# GOAL
Transcribe all of the material exactly.

Data entries:
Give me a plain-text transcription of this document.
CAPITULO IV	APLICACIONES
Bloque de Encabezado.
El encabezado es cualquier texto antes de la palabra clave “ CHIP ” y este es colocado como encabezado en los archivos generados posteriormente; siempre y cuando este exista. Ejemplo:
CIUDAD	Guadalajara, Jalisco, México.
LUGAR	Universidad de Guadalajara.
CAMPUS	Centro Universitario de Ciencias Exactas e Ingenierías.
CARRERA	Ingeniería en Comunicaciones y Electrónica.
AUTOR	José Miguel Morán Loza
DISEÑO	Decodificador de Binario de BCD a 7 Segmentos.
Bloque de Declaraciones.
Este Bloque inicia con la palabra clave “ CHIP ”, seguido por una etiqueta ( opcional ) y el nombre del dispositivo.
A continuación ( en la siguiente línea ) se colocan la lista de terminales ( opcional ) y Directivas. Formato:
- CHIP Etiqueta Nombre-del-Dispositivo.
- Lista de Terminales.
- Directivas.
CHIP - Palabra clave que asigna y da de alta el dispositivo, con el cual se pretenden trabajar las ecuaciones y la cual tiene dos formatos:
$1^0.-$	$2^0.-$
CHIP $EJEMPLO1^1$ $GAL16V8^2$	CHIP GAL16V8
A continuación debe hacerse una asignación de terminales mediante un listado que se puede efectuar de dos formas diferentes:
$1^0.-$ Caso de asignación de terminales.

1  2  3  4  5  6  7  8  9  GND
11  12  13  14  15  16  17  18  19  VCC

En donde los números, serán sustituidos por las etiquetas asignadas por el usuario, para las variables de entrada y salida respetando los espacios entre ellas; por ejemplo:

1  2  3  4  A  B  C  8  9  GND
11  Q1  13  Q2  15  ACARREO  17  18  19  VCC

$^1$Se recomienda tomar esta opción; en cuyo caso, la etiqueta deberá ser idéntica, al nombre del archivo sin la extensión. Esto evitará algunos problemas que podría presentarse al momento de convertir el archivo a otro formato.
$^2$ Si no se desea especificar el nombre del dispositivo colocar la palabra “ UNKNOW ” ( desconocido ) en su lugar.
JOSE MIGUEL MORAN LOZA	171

# SOLUTION FOR THIS PROBLEM
Give me a plain-text transcription of this document.
CAPITULO IV	APLICACIONES
Bloque de Encabezado.
El encabezado es cualquier texto antes de la palabra clave “ CHIP ” y este es colocado como encabezado en los archivos generados posteriormente; siempre y cuando este exista. Ejemplo:
CIUDAD	Guadalajara, Jalisco, México.
LUGAR	Universidad de Guadalajara.
CAMPUS	Centro Universitario de Ciencias Exactas e Ingenierías.
CARRERA	Ingeniería en Comunicaciones y Electrónica.
AUTOR	José Miguel Morán Loza
DISEÑO	Decodificador de Binario de BCD a 7 Segmentos.
Bloque de Declaraciones.
Este Bloque inicia con la palabra clave “ CHIP ”, seguido por una etiqueta ( opcional ) y el nombre del dispositivo.
A continuación ( en la siguiente línea ) se colocan la lista de terminales ( opcional ) y Directivas. Formato:
- CHIP Etiqueta Nombre-del-Dispositivo.
- Lista de Terminales.
- Directivas.
CHIP - Palabra clave que asigna y da de alta el dispositivo, con el cual se pretenden trabajar las ecuaciones y la cual tiene dos formatos:
$1^0.-$	$2^0.-$
CHIP $EJEMPLO1^1$ $GAL16V8^2$	CHIP GAL16V8
A continuación debe hacerse una asignación de terminales mediante un listado que se puede efectuar de dos formas diferentes:
$1^0.-$ Caso de asignación de terminales.

1  2  3  4  5  6  7  8  9  GND
11  12  13  14  15  16  17  18  19  VCC

En donde los números, serán sustituidos por las etiquetas asignadas por el usuario, para las variables de entrada y salida respetando los espacios entre ellas; por ejemplo:

1  2  3  4  A  B  C  8  9  GND
11  Q1  13  Q2  15  ACARREO  17  18  19  VCC

$^1$Se recomienda tomar esta opción; en cuyo caso, la etiqueta deberá ser idéntica, al nombre del archivo sin la extensión. Esto evitará algunos problemas que podría presentarse al momento de convertir el archivo a otro formato.
$^2$ Si no se desea especificar el nombre del dispositivo colocar la palabra “ UNKNOW ” ( desconocido ) en su lugar.
JOSE MIGUEL MORAN LOZA	171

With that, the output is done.